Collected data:
# # # # # # #
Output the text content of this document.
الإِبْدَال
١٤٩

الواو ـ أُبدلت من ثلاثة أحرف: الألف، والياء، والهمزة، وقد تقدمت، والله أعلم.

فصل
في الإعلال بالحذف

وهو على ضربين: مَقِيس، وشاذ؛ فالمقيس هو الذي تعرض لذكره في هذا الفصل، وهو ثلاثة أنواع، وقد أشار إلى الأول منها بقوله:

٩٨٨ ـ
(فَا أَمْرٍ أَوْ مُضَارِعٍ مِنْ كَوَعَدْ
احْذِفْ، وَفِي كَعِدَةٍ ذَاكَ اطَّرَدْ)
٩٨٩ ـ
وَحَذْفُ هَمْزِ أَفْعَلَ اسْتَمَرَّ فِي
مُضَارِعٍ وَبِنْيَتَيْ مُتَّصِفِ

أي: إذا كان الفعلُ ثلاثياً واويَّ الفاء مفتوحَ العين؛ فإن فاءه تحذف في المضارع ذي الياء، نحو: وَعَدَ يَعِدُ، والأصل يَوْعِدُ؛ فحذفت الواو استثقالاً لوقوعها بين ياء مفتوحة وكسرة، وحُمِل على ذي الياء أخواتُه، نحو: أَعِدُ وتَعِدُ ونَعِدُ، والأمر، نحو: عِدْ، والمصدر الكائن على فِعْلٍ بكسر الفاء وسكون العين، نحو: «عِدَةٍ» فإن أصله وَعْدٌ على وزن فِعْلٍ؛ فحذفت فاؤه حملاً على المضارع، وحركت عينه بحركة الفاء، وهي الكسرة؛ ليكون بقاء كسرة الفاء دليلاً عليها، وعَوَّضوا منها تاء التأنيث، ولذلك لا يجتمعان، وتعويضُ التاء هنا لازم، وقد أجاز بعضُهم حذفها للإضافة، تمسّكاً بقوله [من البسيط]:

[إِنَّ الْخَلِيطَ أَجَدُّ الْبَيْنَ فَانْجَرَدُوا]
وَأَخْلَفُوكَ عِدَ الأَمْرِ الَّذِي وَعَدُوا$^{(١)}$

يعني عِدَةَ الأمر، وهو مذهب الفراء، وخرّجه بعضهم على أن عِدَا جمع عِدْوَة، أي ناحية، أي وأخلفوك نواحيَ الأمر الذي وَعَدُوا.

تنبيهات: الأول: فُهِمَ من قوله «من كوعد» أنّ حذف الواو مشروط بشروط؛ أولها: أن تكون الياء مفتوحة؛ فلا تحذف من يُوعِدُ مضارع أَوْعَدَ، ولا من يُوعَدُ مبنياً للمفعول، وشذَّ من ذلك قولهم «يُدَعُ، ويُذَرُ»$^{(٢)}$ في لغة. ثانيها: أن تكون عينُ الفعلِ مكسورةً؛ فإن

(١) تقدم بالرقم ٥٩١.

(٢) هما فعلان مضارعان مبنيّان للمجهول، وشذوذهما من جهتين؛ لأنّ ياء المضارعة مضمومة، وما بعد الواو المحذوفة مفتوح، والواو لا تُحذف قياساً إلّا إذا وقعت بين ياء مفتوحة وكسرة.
# # # # # # #
→ Aim of the exercise:
Work out how many lines above have the string "وكسرة" in them, and give only the number.

→ Output for this exercise:
2